DO THIS — Keep every line where the word "Estimated" appears; drop the rest.

(Structured figure records)
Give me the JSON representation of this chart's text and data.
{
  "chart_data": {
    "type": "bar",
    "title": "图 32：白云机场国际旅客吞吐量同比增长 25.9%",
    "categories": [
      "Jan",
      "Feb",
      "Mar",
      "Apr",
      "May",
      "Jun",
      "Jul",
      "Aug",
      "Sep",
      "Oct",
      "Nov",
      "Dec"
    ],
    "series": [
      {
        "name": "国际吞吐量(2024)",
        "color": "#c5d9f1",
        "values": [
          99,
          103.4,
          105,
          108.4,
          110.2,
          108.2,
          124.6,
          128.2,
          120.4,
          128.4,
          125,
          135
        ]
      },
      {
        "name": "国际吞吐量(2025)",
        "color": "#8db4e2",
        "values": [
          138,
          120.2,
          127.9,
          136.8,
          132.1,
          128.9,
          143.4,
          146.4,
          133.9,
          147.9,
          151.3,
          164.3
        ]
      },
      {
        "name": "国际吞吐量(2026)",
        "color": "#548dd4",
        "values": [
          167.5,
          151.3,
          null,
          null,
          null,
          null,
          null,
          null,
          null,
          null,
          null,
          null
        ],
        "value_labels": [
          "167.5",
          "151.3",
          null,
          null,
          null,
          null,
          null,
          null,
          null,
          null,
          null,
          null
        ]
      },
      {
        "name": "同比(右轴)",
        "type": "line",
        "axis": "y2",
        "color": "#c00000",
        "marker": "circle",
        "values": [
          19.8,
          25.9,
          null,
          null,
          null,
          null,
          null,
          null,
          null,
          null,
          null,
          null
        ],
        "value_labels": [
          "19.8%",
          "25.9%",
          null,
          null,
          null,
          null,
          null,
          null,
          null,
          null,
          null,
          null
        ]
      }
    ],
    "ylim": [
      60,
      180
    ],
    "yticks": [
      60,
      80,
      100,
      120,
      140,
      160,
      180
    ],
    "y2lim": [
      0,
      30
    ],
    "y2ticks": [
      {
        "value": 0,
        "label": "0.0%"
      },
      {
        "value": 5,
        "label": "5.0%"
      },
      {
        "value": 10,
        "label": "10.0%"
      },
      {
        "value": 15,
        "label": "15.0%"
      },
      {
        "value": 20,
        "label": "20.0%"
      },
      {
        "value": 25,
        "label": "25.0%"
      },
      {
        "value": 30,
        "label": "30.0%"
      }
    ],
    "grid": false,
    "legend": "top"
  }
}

* * *

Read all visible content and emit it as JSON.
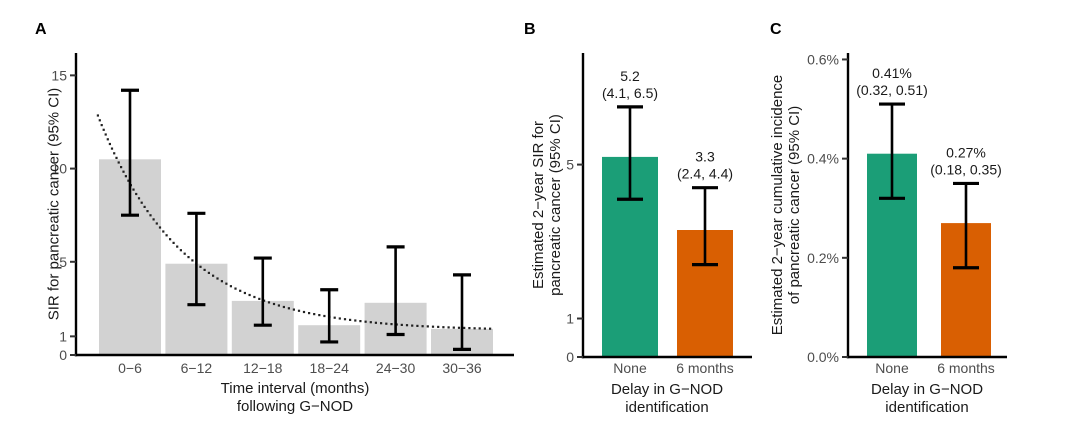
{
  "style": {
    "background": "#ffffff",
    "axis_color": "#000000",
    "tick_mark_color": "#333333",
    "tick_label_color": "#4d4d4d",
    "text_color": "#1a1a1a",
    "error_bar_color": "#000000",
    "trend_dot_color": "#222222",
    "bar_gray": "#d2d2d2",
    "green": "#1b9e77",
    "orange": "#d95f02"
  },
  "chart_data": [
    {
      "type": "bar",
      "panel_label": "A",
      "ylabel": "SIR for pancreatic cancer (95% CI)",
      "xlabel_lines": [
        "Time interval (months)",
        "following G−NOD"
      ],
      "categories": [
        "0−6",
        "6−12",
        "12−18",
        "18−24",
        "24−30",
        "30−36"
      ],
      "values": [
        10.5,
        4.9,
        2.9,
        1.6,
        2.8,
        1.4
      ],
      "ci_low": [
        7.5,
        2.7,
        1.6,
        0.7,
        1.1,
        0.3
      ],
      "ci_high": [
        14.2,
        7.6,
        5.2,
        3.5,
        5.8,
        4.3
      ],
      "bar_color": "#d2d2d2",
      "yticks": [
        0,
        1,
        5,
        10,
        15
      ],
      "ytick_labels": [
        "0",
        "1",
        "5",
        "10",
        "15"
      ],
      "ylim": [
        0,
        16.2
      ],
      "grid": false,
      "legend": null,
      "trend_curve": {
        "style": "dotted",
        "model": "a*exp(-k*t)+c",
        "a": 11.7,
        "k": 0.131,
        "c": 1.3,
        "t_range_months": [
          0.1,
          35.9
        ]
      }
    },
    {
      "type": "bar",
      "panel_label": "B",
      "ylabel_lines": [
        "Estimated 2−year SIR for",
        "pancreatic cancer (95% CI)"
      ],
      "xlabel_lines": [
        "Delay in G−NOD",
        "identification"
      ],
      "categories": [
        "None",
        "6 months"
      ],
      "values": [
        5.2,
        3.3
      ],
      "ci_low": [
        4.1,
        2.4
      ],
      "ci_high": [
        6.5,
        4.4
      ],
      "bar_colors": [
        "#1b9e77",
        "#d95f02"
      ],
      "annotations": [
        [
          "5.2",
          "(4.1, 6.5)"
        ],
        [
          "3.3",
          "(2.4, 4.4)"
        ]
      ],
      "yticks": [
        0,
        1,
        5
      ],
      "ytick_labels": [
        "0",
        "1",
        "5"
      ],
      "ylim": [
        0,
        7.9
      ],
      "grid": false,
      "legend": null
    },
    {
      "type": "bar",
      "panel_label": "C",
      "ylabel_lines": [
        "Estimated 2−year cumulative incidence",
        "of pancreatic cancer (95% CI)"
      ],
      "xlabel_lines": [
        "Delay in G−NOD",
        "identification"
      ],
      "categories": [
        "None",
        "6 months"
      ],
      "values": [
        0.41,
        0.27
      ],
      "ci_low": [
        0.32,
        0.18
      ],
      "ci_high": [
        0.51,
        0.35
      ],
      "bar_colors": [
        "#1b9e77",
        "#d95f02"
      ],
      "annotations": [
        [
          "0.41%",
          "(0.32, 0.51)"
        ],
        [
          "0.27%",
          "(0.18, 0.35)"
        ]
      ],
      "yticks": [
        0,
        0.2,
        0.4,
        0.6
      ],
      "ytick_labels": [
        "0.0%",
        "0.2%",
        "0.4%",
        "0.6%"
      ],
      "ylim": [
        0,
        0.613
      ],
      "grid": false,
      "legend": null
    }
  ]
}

CORRECT RESULT —
        "Estimated 2−year SIR for",
        "Estimated 2−year cumulative incidence",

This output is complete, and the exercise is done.